I waited in my car while the police showed up and searched my house. Nothing of great monetary value was taken. They think it was some young kids who were looking for things they could stuff in their pockets (money, jewelry, etc) rather than be seen coming from the back of someone’s house lugging tvs, vcrs, etc. Up until that point, I’d felt so safe in my house. So…well, ‘at home’. In the days and weeks to come, I would realize that, while they didn’t steal anything from me that had monetary value, they had stolen my peace of mind, my joy. How ironic then that I am sitting here in the wee hours of the morning, realization breaking while the morning still wears its nightclothes. I’ve been robbed again. Of my peace of mind, my joy. And I have to ask myself, “Is the perp still in the house?” I don’t know if the perp is stil in the house but I can tell you that their accomplice is. I see her every time I pass by a mirror. Yes, the joy-stealers have become so adept at what they do, they have me sending them residuals on the regular. Gotta shake your head at the thought of that. Wow. Am I my own kill-joy? And how do I correct that behavior? I sit and honestly assess where I am in my life. All things told, life still looks good. Yes, a myriad of things have occurred in a short period of time, causing all kinds of collisions in my life. Perhaps it’s all this simultaneous combustion that has me working for the enemy. I mean, the blows from each new event came so swiftly on the heels of the previous event, I’m not sure I had time to catch my breath. So today I’ve decided to start a “neighborhood watch” in my own life. Monitor the comings and goings, keeping an eye out for suspicious characters. Loiterers. People, places, things, thoughts that don’t mean me any good, aren’t good to/for me, or that don’t bring me any value or joy. Or…me to them. Stop being a willing accomplice by just letting stuff happen. No, as the property owner, it’s up to me to MAKE things happen. Proactive behavior, not reactive. And so it is. Here’s to joy in unending waves. Joy that flows freely through my life like fresh air. Joy that permeates my spirit, lodging itself in my spine, my smile, my mind. Joy that overflows until it splashes onto anyone in my path. Live DELICIOUSLY!

———

### REQUEST 1
Recast the first listing as a JSON list of strings, one string per line, starting with the line that contains "Itemize the components" and going on through the line that contains "box: [475, 240, 512, 306]". Leave out blank lines and the picture.

### ENTRIES SUPPLIED
———

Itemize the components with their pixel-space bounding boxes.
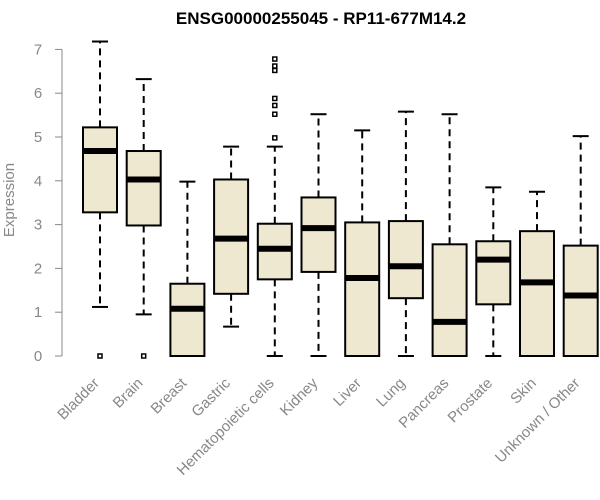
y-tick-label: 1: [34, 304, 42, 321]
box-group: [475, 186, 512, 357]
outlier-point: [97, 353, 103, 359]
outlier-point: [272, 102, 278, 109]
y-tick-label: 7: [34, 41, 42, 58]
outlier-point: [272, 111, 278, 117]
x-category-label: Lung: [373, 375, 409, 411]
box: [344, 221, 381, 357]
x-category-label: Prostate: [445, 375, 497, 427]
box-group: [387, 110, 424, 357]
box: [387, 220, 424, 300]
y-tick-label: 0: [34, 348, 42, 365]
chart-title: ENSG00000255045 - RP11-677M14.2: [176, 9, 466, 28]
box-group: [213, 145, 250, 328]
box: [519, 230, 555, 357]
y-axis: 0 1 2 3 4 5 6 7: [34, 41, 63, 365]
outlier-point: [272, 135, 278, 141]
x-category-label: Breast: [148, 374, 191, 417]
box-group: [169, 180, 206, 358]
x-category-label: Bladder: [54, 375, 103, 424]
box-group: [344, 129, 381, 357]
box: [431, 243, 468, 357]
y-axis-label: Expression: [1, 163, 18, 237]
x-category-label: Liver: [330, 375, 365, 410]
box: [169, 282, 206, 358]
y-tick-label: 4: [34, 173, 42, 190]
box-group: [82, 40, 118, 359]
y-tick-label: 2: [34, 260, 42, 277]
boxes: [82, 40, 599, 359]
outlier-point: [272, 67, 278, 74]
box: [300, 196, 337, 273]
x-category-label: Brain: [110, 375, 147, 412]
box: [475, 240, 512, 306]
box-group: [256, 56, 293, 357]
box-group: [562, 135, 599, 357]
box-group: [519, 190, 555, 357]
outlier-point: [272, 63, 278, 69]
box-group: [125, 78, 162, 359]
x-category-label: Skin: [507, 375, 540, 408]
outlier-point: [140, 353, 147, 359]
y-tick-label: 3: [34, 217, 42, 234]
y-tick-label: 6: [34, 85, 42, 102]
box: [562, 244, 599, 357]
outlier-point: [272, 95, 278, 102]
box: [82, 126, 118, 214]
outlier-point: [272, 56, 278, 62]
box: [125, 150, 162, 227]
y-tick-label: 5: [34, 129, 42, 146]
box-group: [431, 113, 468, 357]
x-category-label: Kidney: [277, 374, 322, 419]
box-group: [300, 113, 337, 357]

———

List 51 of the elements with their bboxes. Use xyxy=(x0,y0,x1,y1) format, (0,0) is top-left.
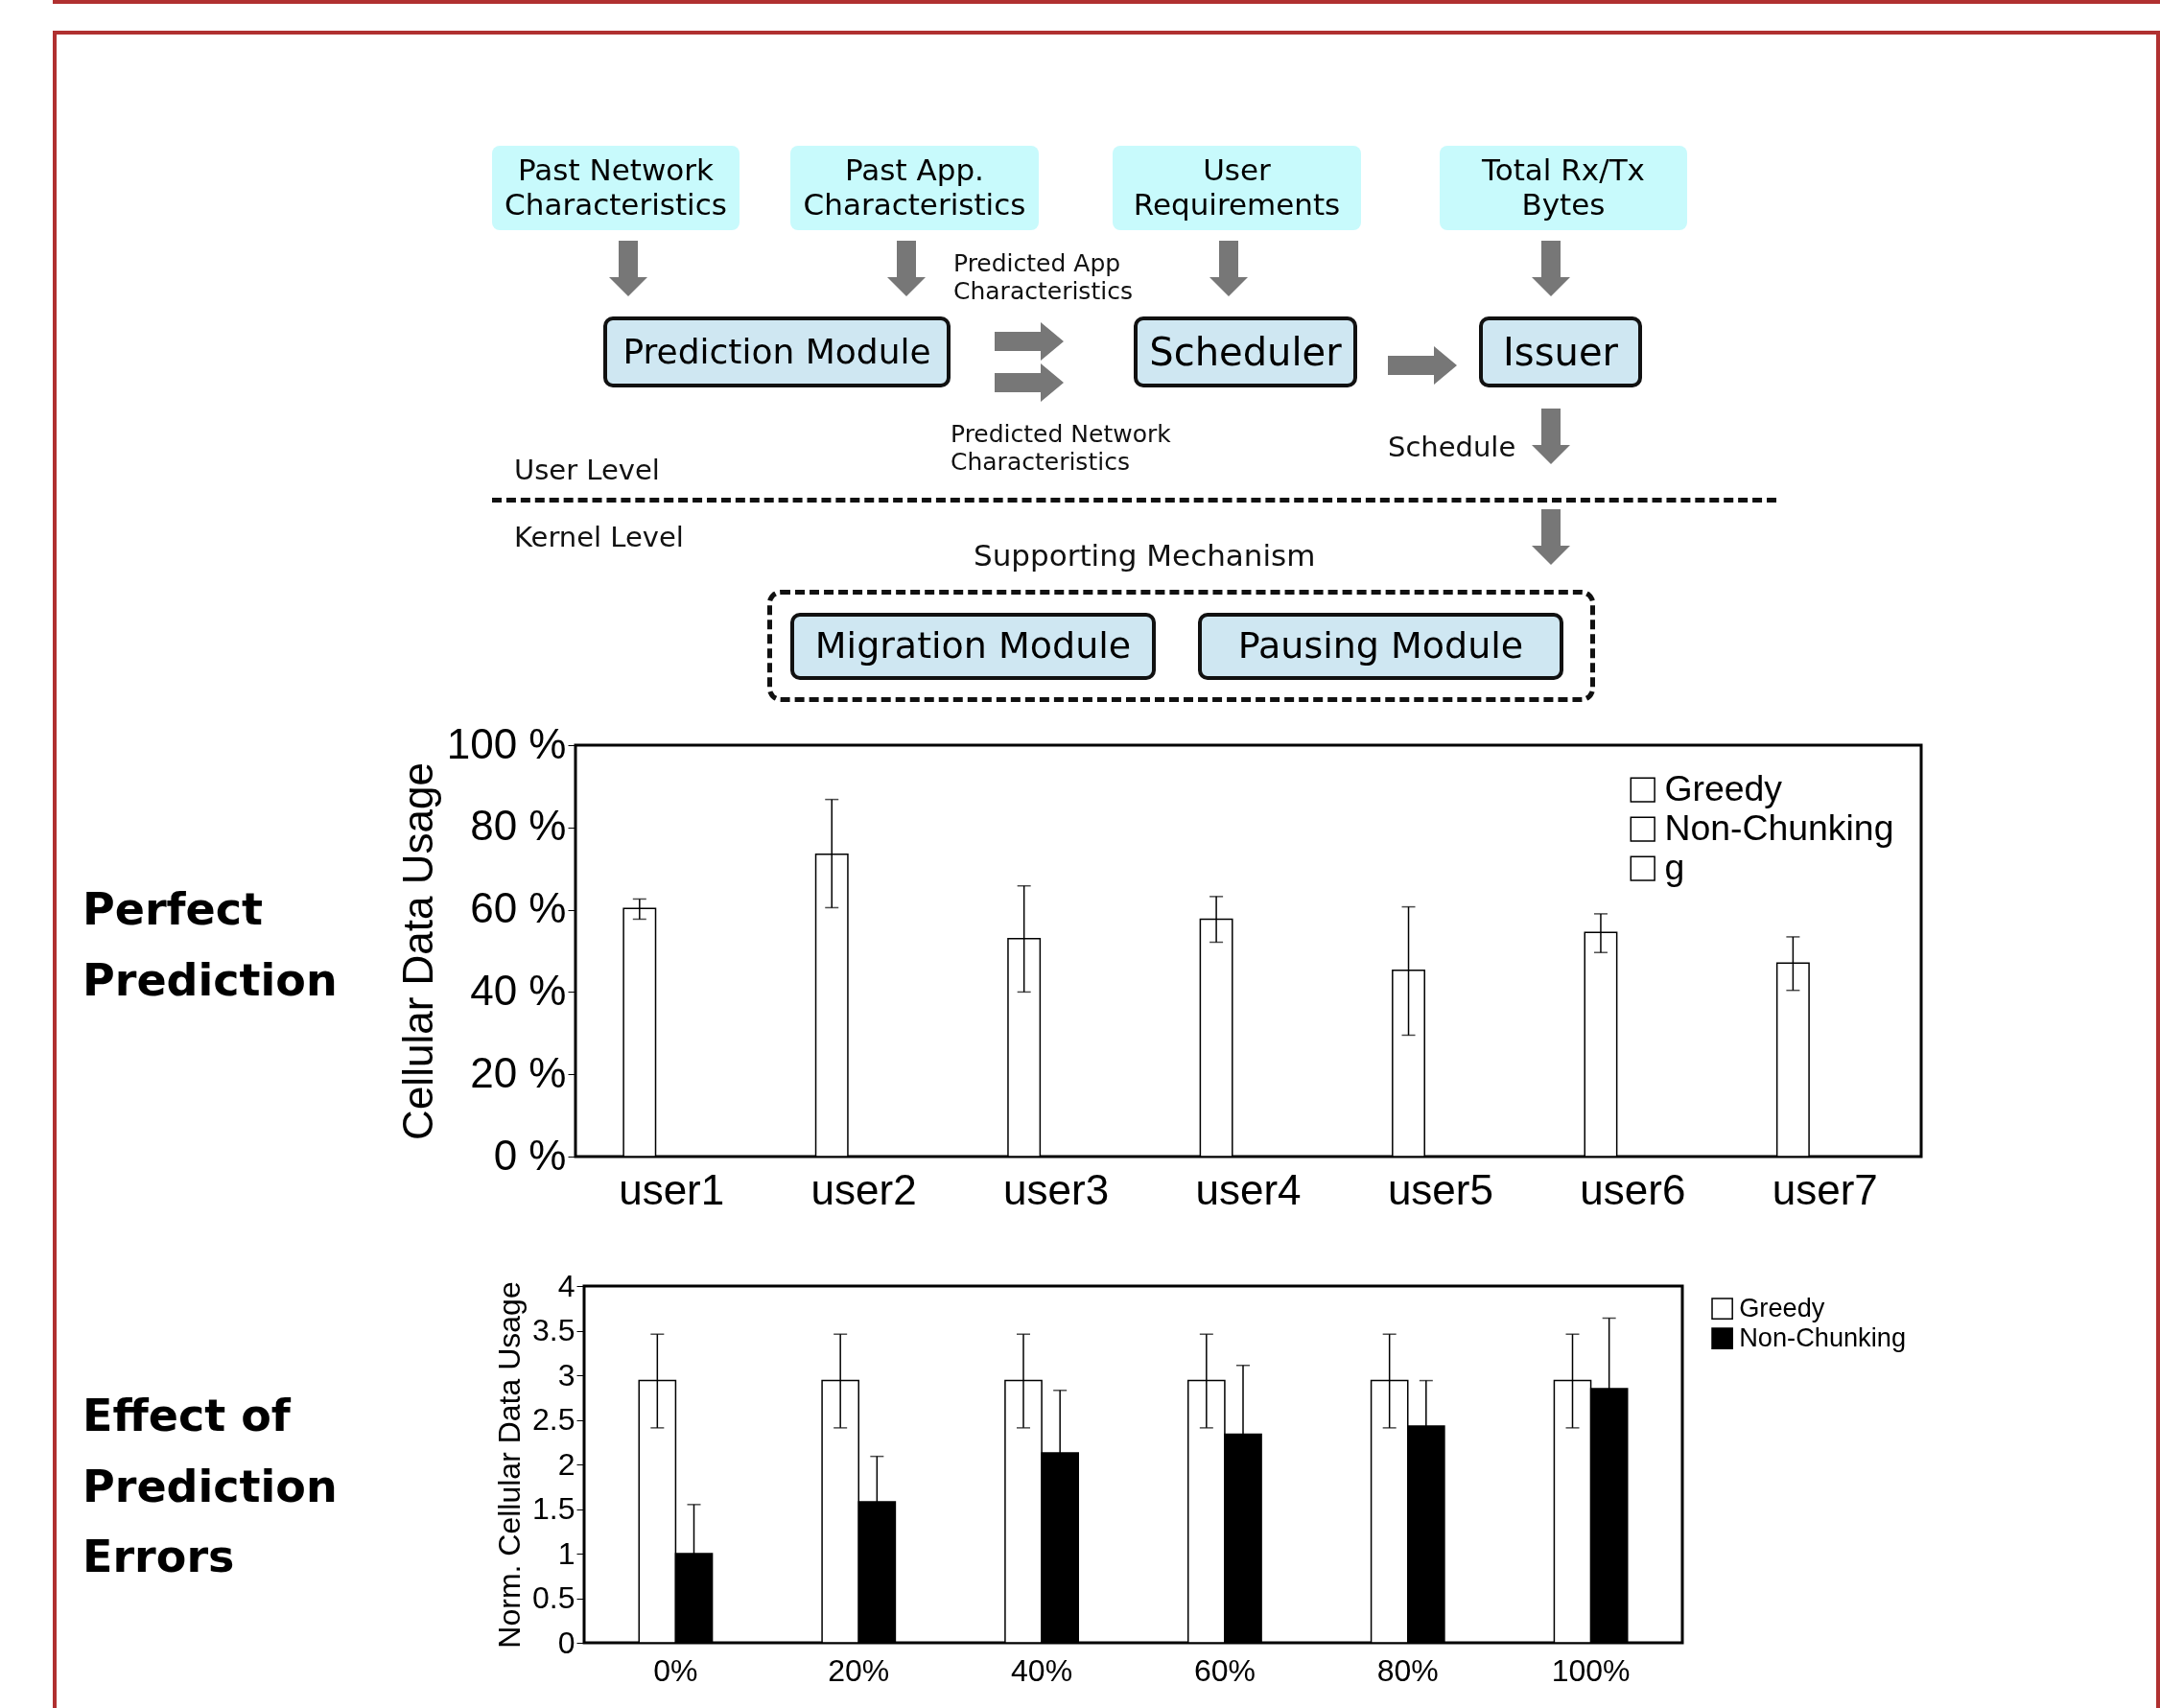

———

### REQUEST 2
Decide whether each statement agrees with the text about the home break-in. Answer yes or no and quote the deciding words. (a) Items of great monetary value were taken from the house. (b) The writer decides to start a "neighborhood watch" in the writer's own life. (c) The police believe the break-in was the work of professional thieves.

### RESPONSE 1
[
  "Itemize the components with their pixel-space bounding boxes.",
  "y-tick-label: 1: [34, 304, 42, 321]",
  "box-group: [475, 186, 512, 357]",
  "outlier-point: [97, 353, 103, 359]",
  "outlier-point: [272, 102, 278, 109]",
  "y-tick-label: 7: [34, 41, 42, 58]",
  "outlier-point: [272, 111, 278, 117]",
  "x-category-label: Lung: [373, 375, 409, 411]",
  "box: [344, 221, 381, 357]",
  "x-category-label: Prostate: [445, 375, 497, 427]",
  "box-group: [387, 110, 424, 357]",
  "box: [387, 220, 424, 300]",
  "y-tick-label: 0: [34, 348, 42, 365]",
  "chart-title: ENSG00000255045 - RP11-677M14.2: [176, 9, 466, 28]",
  "box-group: [213, 145, 250, 328]",
  "box: [519, 230, 555, 357]",
  "y-axis: 0 1 2 3 4 5 6 7: [34, 41, 63, 365]",
  "outlier-point: [272, 135, 278, 141]",
  "x-category-label: Breast: [148, 374, 191, 417]",
  "box-group: [169, 180, 206, 358]",
  "x-category-label: Bladder: [54, 375, 103, 424]",
  "box-group: [344, 129, 381, 357]",
  "box: [431, 243, 468, 357]",
  "y-axis-label: Expression: [1, 163, 18, 237]",
  "x-category-label: Liver: [330, 375, 365, 410]",
  "box: [169, 282, 206, 358]",
  "y-tick-label: 4: [34, 173, 42, 190]",
  "box-group: [82, 40, 118, 359]",
  "y-tick-label: 2: [34, 260, 42, 277]",
  "boxes: [82, 40, 599, 359]",
  "outlier-point: [272, 67, 278, 74]",
  "box: [300, 196, 337, 273]",
  "x-category-label: Brain: [110, 375, 147, 412]",
  "box: [475, 240, 512, 306]"
]

### RESPONSE 2
(a) No: "Nothing of great monetary value was taken."
(b) Yes: "So today I’ve decided to start a “neighborhood watch” in my own life."
(c) No: "They think it was some young kids"